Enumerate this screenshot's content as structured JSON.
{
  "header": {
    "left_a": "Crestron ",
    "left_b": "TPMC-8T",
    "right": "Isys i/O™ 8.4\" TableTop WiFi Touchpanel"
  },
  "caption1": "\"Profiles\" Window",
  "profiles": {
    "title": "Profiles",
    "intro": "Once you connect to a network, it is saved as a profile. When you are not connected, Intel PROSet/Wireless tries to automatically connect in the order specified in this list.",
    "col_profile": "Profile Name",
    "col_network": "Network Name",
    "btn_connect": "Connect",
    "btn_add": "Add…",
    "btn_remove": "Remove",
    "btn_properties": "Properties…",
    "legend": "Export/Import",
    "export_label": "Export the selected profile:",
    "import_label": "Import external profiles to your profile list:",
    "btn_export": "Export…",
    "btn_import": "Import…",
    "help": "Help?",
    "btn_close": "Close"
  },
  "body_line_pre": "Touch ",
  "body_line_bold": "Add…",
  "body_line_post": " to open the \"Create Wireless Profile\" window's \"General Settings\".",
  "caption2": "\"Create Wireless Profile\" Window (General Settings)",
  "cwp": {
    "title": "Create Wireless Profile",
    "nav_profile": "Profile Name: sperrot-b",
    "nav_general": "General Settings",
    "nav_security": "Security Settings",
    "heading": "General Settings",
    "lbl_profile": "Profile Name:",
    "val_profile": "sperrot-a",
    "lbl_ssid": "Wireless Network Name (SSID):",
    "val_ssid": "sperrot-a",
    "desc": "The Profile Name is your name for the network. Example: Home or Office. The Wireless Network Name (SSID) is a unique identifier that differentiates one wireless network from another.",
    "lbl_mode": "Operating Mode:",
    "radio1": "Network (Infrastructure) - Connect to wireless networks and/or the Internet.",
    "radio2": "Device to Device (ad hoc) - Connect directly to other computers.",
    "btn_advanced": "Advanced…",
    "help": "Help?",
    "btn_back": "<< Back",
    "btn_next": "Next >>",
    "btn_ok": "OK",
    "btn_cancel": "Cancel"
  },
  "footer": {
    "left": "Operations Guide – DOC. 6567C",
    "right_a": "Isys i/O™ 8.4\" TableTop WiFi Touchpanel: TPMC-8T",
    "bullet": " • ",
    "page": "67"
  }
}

- [Given instruction]: In the material above, find each line that contains the word "Touchpanel", and select it.

- [Task answer]:
    "right": "Isys i/O™ 8.4\" TableTop WiFi Touchpanel"
    "right_a": "Isys i/O™ 8.4\" TableTop WiFi Touchpanel: TPMC-8T",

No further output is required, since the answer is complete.